Given exercise — Among the lines below, list those containing the string "August".

Data supplied —
..............................
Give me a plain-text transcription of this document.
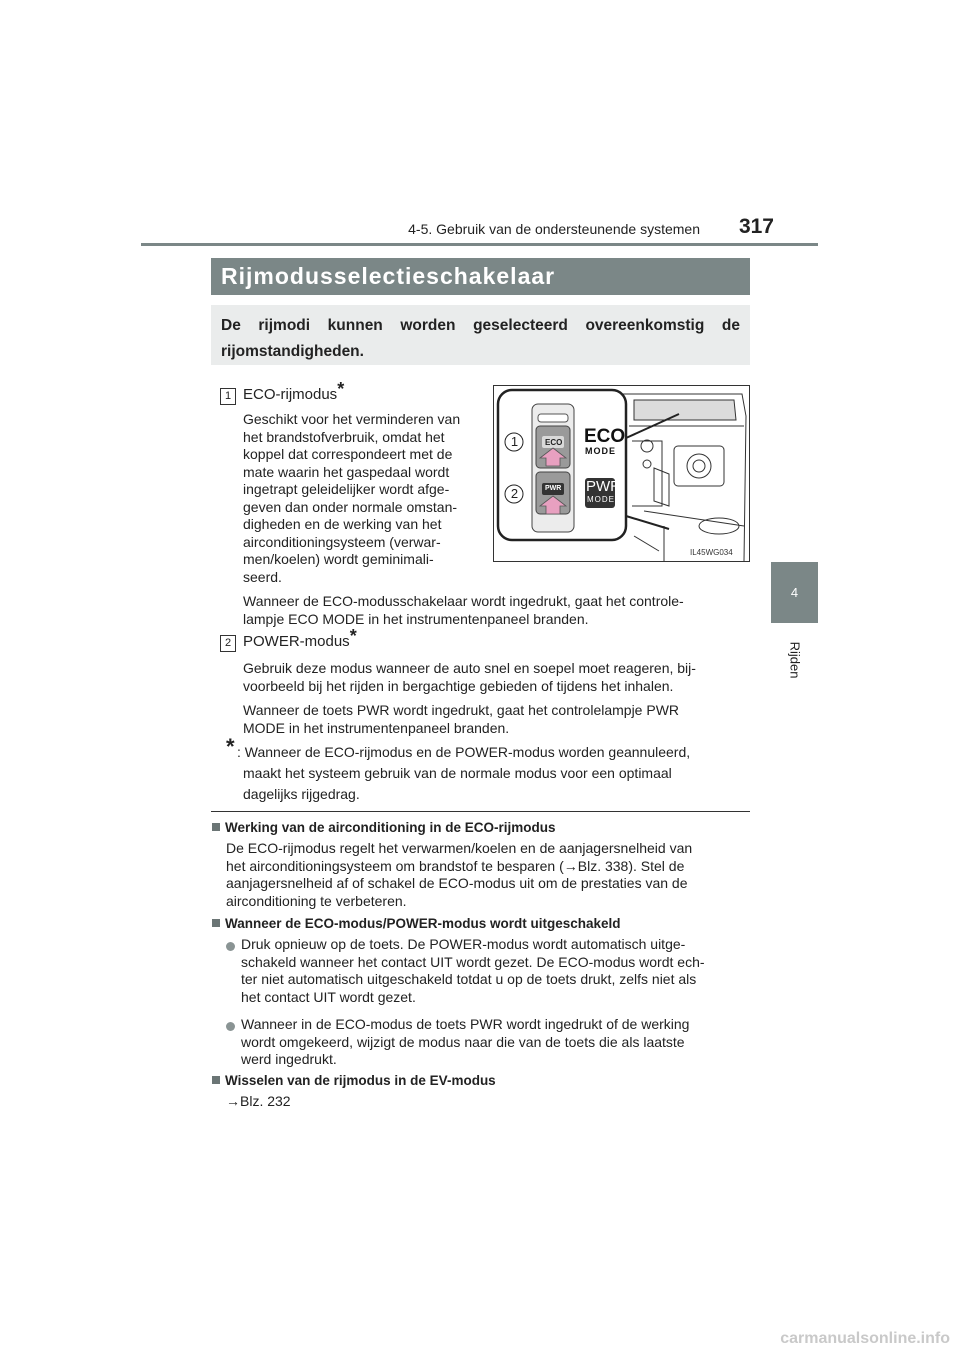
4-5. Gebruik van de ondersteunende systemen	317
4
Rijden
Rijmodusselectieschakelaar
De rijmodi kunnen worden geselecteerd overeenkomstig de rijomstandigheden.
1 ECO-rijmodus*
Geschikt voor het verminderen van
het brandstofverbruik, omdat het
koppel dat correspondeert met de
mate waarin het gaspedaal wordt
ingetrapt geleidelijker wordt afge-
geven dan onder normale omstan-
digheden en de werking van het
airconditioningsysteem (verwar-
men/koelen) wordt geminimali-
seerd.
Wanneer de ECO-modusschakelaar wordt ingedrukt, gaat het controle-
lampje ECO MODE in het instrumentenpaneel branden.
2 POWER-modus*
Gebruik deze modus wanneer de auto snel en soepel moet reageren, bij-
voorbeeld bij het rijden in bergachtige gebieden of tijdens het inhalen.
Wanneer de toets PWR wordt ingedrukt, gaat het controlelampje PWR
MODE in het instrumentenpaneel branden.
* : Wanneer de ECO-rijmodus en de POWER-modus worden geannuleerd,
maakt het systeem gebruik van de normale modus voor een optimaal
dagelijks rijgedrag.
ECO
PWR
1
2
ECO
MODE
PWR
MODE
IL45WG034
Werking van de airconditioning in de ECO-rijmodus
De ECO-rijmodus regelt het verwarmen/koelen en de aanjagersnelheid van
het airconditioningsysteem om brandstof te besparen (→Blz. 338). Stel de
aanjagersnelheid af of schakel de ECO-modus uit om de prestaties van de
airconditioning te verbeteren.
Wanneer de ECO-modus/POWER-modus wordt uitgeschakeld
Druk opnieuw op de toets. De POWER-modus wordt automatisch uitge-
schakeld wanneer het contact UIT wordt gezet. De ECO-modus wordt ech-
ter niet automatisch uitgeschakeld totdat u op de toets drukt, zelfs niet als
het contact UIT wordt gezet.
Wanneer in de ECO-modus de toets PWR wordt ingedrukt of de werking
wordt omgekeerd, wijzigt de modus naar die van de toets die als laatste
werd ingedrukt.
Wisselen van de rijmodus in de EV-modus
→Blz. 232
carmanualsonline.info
..............................
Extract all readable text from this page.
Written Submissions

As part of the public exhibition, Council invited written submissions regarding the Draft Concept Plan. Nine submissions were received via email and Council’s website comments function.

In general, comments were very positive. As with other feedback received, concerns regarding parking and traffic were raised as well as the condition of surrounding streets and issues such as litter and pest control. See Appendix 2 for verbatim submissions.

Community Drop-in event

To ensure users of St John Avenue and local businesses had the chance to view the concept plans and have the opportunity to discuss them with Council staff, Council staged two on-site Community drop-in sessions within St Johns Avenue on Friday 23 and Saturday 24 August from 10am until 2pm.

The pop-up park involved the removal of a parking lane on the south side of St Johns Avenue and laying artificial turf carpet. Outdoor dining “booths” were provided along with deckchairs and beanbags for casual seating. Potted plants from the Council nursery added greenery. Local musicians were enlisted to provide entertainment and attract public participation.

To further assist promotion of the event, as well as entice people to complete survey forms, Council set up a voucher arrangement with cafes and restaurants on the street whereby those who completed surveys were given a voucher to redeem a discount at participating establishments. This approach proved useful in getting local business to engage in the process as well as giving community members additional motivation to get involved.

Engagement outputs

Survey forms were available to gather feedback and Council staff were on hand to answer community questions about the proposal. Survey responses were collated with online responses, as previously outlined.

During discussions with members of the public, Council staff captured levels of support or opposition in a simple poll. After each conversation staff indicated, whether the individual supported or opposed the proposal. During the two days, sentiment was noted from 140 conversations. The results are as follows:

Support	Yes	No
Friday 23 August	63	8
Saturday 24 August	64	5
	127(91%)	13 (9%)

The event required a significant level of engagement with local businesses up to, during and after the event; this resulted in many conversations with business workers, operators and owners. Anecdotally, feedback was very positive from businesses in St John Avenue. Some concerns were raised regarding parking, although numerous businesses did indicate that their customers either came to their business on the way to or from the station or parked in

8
..............................
Exercise result —
To ensure users of St John Avenue and local businesses had the chance to view the concept plans and have the opportunity to discuss them with Council staff, Council staged two on-site Community drop-in sessions within St Johns Avenue on Friday 23 and Saturday 24 August from 10am until 2pm.
Friday 23 August	63	8
Saturday 24 August	64	5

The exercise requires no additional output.